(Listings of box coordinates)
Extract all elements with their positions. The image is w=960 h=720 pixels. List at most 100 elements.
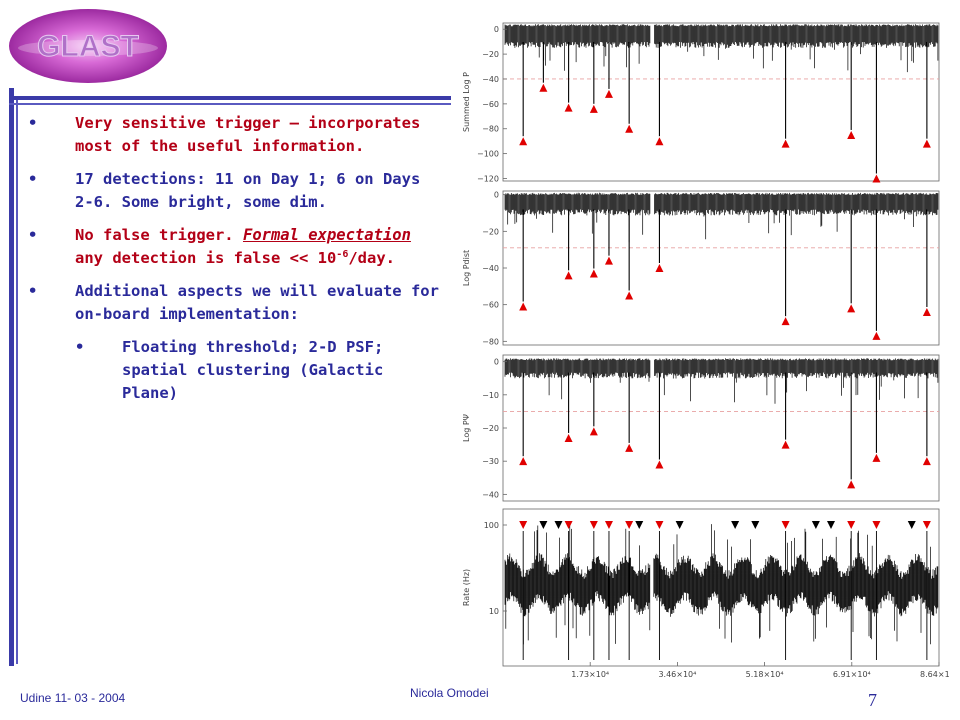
detection-marker bbox=[872, 174, 881, 183]
detection-marker bbox=[655, 264, 664, 272]
detection-marker bbox=[781, 317, 790, 326]
y-tick-label: 10 bbox=[489, 607, 499, 616]
underlined-phrase: Formal expectation bbox=[242, 226, 411, 244]
footer-venue-date: Udine 11- 03 - 2004 bbox=[20, 691, 126, 705]
sub-bullet-item: • Floating threshold; 2-D PSF; spatial c… bbox=[75, 336, 440, 405]
y-tick-label: −30 bbox=[482, 457, 499, 466]
y-tick-label: −40 bbox=[482, 75, 499, 84]
bullet-item: • Very sensitive trigger — incorporates … bbox=[28, 112, 440, 158]
footer-author: Nicola Omodei bbox=[410, 686, 489, 700]
detection-marker bbox=[655, 460, 664, 469]
x-tick-label: 6.91×10⁴ bbox=[833, 670, 871, 679]
y-tick-label: −60 bbox=[482, 100, 499, 109]
bullet-text: 17 detections: 11 on Day 1; 6 on Days 2-… bbox=[75, 170, 421, 211]
bullet-item: • Additional aspects we will evaluate fo… bbox=[28, 280, 440, 326]
detection-marker bbox=[847, 304, 856, 313]
red-detection-marker bbox=[781, 521, 790, 529]
detection-marker bbox=[872, 453, 881, 462]
detection-marker bbox=[625, 443, 634, 452]
signal-trace bbox=[504, 24, 939, 73]
detection-marker bbox=[589, 427, 598, 436]
y-tick-label: −80 bbox=[482, 125, 499, 134]
trigger-charts: 0 −20 −40 −60 −80 −100 −120 Summed Log P 0 −20 −40… bbox=[462, 22, 950, 679]
black-detection-marker bbox=[731, 521, 740, 529]
logo-text: GLAST bbox=[37, 30, 139, 63]
detection-marker bbox=[564, 103, 573, 112]
x-tick-label: 5.18×10⁴ bbox=[746, 670, 784, 679]
detection-marker bbox=[519, 302, 528, 311]
y-tick-label: −20 bbox=[482, 227, 499, 236]
detection-marker bbox=[604, 89, 613, 98]
left-rule-thin bbox=[16, 96, 18, 664]
top-rule-thick bbox=[9, 96, 451, 100]
red-detection-marker bbox=[847, 521, 856, 529]
y-tick-label: −40 bbox=[482, 490, 499, 499]
detection-marker bbox=[604, 256, 613, 265]
red-detection-marker bbox=[625, 521, 634, 529]
y-tick-label: −40 bbox=[482, 264, 499, 273]
y-tick-label: −100 bbox=[477, 150, 499, 159]
y-axis-label: Summed Log P bbox=[462, 72, 471, 132]
black-detection-marker bbox=[635, 521, 644, 529]
black-detection-marker bbox=[827, 521, 836, 529]
detection-marker bbox=[564, 271, 573, 280]
detection-marker bbox=[539, 83, 548, 92]
bullet-list: • Very sensitive trigger — incorporates … bbox=[28, 112, 440, 415]
detection-marker bbox=[922, 308, 931, 316]
y-tick-label: −60 bbox=[482, 301, 499, 310]
detection-marker bbox=[872, 331, 881, 340]
rate-trace bbox=[504, 523, 939, 645]
y-axis-label: Log PΨ bbox=[462, 414, 471, 442]
detection-marker bbox=[655, 137, 664, 146]
red-detection-marker bbox=[564, 521, 573, 529]
black-detection-marker bbox=[554, 521, 563, 529]
signal-trace bbox=[504, 192, 939, 243]
glast-logo: GLAST bbox=[9, 9, 167, 83]
bullet-text: Floating threshold; 2-D PSF; spatial clu… bbox=[122, 338, 384, 402]
y-tick-label: −20 bbox=[482, 424, 499, 433]
detection-marker bbox=[589, 104, 598, 113]
panel-frame bbox=[502, 190, 940, 346]
y-axis-label: Log Pdist bbox=[462, 250, 471, 286]
red-detection-marker bbox=[604, 521, 613, 529]
y-tick-label: −120 bbox=[477, 175, 499, 184]
detection-marker bbox=[519, 137, 528, 146]
detection-marker bbox=[589, 269, 598, 278]
red-detection-marker bbox=[589, 521, 598, 529]
y-tick-label: 0 bbox=[494, 191, 499, 200]
red-detection-marker bbox=[922, 521, 931, 529]
bullet-text: Very sensitive trigger — incorporates mo… bbox=[75, 114, 421, 155]
panel-frame bbox=[502, 22, 940, 182]
left-rule-thick bbox=[9, 88, 14, 666]
y-tick-label: −80 bbox=[482, 337, 499, 346]
black-detection-marker bbox=[811, 521, 820, 529]
black-detection-marker bbox=[675, 521, 684, 529]
x-tick-label: 3.46×10⁴ bbox=[658, 670, 696, 679]
detection-marker bbox=[564, 433, 573, 442]
y-tick-label: 100 bbox=[484, 521, 499, 530]
bullet-text: No false trigger. Formal expectation any… bbox=[75, 226, 411, 267]
x-tick-label: 1.73×10⁴ bbox=[571, 670, 609, 679]
black-detection-marker bbox=[751, 521, 760, 529]
bullet-text: Additional aspects we will evaluate for … bbox=[75, 282, 439, 323]
detection-marker bbox=[625, 291, 634, 300]
y-tick-label: −20 bbox=[482, 50, 499, 59]
detection-marker bbox=[922, 457, 931, 466]
page-number: 7 bbox=[868, 690, 877, 710]
panel-frame bbox=[502, 354, 940, 502]
y-axis-label: Rate (Hz) bbox=[462, 569, 471, 606]
black-detection-marker bbox=[539, 521, 548, 529]
y-tick-label: 0 bbox=[494, 25, 499, 34]
detection-marker bbox=[847, 480, 856, 489]
detection-marker bbox=[519, 457, 528, 466]
x-tick-label: 8.64×10⁴ bbox=[920, 670, 950, 679]
red-detection-marker bbox=[519, 521, 528, 529]
bullet-item: • 17 detections: 11 on Day 1; 6 on Days … bbox=[28, 168, 440, 214]
red-detection-marker bbox=[655, 521, 664, 529]
detection-marker bbox=[781, 440, 790, 449]
signal-trace bbox=[504, 358, 939, 404]
black-detection-marker bbox=[907, 521, 916, 529]
top-rule-thin bbox=[9, 103, 451, 105]
detection-marker bbox=[625, 124, 634, 133]
bullet-item: • No false trigger. Formal expectation a… bbox=[28, 224, 440, 270]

> _TASK TO COMPLETE_
Report each line of the listing in which the word "evaluate" appears.

> _SOLUTION BELOW_
bullet-item: • Additional aspects we will evaluate fo… bbox=[28, 280, 440, 326]
bullet-text: Additional aspects we will evaluate for … bbox=[75, 282, 439, 323]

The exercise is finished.